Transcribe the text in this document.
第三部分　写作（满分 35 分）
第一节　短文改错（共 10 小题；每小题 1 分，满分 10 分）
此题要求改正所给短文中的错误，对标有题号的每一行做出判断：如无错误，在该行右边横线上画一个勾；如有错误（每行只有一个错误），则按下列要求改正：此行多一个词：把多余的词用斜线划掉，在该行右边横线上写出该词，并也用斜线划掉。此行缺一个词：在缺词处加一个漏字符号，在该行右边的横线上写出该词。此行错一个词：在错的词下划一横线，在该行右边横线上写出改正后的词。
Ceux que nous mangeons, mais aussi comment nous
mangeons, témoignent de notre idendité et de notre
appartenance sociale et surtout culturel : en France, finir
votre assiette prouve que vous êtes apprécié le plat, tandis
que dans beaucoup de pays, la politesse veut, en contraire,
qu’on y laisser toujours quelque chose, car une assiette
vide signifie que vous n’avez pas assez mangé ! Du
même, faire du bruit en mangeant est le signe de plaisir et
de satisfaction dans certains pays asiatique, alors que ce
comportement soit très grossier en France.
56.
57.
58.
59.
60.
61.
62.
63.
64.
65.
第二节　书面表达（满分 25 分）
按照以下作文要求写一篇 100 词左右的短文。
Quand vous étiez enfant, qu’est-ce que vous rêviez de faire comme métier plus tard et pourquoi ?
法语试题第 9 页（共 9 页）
====
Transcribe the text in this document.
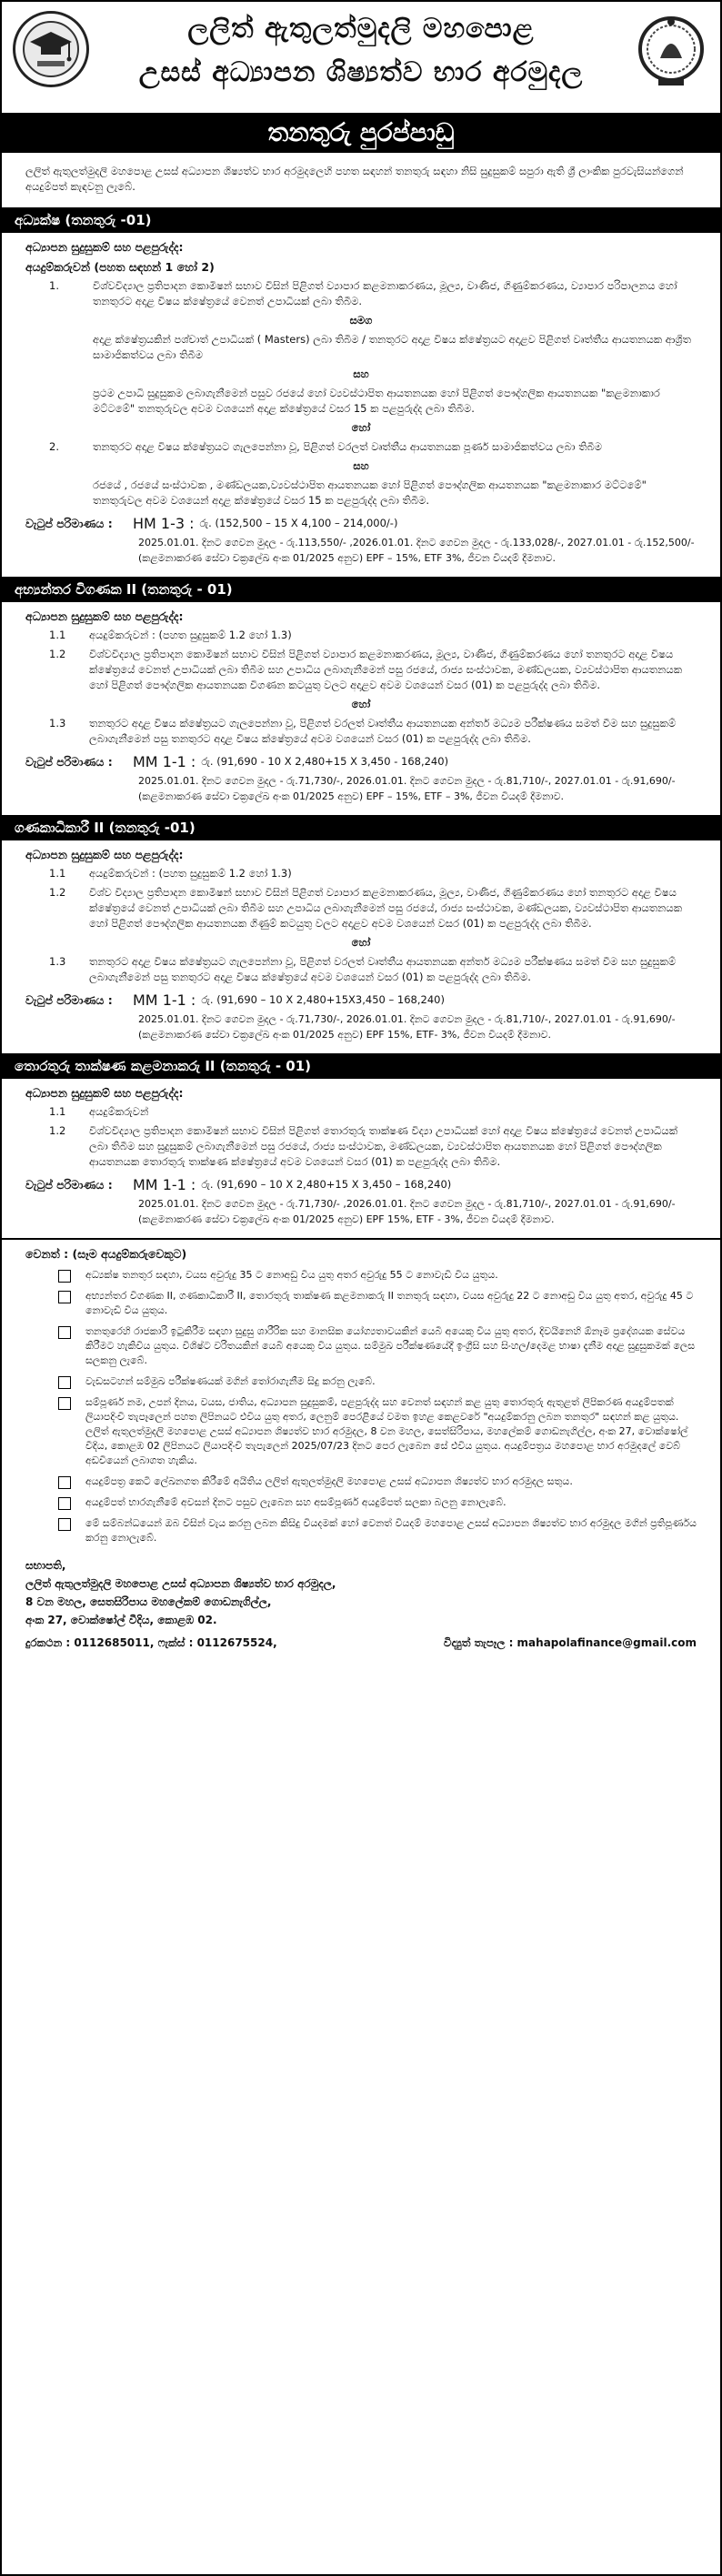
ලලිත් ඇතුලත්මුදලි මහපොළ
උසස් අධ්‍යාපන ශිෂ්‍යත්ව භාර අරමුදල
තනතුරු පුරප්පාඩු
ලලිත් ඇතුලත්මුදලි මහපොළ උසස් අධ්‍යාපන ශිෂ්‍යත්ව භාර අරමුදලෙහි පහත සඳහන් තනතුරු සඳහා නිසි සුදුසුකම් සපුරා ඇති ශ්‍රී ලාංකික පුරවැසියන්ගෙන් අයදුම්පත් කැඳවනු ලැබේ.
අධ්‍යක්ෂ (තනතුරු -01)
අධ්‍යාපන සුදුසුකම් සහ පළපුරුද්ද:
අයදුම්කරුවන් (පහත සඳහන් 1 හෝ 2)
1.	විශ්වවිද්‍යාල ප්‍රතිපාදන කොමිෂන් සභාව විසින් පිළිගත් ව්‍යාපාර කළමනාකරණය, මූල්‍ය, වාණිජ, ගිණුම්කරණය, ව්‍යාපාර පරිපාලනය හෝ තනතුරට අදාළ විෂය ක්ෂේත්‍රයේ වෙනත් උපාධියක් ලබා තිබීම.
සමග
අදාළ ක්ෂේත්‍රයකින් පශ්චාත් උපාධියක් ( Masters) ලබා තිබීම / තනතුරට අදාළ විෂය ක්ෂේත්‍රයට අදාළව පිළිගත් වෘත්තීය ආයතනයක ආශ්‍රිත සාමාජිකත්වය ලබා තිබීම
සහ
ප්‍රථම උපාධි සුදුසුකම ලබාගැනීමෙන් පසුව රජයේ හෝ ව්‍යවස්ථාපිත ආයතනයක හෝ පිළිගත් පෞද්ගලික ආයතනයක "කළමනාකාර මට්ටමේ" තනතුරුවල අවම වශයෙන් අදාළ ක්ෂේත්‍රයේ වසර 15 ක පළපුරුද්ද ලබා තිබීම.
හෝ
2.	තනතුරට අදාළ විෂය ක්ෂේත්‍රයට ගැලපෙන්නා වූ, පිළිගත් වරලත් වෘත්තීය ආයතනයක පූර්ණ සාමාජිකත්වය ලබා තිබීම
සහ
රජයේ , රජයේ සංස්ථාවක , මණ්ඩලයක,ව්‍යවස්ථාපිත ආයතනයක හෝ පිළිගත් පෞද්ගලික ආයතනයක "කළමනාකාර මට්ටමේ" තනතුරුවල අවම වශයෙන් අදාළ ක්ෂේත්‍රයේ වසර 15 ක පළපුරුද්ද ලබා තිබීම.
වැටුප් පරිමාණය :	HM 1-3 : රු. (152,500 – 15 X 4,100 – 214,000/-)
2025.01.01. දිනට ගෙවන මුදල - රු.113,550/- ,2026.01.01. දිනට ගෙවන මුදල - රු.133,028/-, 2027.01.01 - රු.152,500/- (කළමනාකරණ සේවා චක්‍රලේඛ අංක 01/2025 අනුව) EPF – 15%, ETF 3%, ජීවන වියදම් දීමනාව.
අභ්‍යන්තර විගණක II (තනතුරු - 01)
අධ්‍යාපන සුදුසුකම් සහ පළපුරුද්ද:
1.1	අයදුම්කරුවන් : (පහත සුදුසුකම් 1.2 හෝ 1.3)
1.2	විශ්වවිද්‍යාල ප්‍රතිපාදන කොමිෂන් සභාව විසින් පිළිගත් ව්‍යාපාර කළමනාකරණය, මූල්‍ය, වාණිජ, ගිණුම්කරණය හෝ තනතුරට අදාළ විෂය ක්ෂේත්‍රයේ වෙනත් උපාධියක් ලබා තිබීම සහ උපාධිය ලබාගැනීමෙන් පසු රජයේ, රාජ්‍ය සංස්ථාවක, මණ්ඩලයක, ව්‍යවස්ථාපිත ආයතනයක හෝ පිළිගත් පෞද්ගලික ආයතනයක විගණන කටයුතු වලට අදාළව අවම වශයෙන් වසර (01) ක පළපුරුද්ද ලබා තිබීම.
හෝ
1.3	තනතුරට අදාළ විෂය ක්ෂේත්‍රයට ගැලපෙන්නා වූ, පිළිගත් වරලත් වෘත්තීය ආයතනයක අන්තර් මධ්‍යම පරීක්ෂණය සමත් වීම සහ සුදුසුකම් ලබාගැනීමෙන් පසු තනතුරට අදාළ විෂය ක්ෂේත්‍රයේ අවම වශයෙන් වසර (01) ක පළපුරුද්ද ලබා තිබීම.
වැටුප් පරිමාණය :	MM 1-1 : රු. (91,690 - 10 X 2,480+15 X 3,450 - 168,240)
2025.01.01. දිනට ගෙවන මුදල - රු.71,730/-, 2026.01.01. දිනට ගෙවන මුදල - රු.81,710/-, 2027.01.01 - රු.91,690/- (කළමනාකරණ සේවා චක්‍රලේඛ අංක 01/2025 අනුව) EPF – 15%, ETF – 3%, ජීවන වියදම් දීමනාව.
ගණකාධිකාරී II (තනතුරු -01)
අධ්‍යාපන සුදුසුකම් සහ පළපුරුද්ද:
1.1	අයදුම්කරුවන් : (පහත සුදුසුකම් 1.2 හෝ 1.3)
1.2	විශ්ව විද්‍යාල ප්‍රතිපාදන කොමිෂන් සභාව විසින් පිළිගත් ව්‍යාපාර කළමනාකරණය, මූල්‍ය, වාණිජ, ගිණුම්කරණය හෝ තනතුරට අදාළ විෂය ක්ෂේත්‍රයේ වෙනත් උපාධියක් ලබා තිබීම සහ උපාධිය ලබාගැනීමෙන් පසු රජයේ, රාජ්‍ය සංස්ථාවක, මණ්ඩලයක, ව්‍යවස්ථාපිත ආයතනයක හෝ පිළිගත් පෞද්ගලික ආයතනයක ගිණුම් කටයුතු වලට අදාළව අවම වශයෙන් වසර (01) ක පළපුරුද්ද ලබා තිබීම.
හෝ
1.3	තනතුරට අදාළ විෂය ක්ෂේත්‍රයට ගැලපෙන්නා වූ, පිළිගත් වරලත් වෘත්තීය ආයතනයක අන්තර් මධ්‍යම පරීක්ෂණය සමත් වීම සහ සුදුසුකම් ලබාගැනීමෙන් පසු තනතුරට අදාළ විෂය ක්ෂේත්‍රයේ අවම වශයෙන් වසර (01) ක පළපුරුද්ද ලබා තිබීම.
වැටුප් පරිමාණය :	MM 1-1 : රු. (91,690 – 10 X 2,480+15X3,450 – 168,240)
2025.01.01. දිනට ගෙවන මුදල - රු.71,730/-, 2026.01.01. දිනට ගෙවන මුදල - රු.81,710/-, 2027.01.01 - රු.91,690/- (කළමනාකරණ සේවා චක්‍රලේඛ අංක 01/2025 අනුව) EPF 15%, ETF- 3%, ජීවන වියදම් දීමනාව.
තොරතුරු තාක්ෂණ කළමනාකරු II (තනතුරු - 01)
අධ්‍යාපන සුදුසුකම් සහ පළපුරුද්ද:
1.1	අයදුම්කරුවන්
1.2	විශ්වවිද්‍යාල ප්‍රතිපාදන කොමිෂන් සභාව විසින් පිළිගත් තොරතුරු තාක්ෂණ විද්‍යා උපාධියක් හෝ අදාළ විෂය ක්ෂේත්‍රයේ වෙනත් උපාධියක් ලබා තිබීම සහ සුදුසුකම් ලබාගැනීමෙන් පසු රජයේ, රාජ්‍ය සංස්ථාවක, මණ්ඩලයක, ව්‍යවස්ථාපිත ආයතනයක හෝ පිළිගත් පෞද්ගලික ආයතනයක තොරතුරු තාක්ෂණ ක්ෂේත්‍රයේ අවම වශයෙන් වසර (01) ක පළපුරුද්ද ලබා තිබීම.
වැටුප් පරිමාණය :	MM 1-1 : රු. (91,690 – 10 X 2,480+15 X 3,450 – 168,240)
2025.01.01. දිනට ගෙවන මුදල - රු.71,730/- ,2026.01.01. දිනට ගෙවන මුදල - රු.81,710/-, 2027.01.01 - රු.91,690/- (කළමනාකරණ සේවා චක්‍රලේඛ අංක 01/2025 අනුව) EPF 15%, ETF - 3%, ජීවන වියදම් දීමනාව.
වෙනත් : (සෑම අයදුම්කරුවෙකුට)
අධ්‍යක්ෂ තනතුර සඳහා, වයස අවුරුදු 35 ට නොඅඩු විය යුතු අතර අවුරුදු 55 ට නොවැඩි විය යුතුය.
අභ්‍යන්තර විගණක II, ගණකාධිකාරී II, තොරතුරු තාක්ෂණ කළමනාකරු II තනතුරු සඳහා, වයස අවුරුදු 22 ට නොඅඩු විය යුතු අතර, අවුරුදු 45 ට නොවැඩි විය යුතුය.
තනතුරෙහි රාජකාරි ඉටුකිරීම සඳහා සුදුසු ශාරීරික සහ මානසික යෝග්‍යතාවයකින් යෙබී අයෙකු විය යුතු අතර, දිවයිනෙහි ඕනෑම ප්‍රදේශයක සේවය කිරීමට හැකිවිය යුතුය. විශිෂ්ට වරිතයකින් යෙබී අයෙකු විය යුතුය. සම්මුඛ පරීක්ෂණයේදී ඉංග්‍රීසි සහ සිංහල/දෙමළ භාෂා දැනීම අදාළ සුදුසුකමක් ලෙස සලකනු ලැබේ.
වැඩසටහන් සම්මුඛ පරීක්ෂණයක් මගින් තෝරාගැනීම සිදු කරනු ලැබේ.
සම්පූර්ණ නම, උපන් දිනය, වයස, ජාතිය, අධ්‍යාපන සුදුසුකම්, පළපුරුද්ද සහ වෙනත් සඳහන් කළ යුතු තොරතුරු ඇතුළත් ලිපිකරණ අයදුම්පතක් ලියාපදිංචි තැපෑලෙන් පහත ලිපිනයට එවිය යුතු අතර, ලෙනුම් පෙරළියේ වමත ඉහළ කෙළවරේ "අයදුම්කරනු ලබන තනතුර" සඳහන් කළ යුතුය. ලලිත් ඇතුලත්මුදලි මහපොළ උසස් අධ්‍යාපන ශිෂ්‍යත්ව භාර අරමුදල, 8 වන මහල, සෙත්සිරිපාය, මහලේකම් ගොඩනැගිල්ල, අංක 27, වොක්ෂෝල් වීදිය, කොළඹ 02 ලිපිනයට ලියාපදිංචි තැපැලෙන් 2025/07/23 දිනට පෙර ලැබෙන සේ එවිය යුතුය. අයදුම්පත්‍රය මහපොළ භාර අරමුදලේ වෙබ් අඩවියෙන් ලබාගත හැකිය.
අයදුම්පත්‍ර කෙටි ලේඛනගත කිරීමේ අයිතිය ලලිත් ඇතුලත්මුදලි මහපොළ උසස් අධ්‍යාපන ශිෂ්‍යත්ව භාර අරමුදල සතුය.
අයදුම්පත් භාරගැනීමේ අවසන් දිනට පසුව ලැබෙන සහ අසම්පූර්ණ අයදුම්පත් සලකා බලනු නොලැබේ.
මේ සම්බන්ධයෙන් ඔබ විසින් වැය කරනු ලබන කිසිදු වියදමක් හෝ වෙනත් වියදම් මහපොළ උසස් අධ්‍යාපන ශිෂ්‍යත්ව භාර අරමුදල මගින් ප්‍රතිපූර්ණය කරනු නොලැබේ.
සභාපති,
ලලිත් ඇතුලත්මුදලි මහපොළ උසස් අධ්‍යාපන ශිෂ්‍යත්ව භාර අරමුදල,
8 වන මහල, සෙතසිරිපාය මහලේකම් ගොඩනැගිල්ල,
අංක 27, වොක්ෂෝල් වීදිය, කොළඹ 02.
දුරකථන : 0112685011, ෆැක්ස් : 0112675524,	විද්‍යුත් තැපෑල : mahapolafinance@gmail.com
====
WHAT YOU ARE ASKED TO DO: In the material above, show every line where the word "France" turns up.

EXERCISE ANSWER:
appartenance sociale et surtout culturel : en France, finir
comportement soit très grossier en France.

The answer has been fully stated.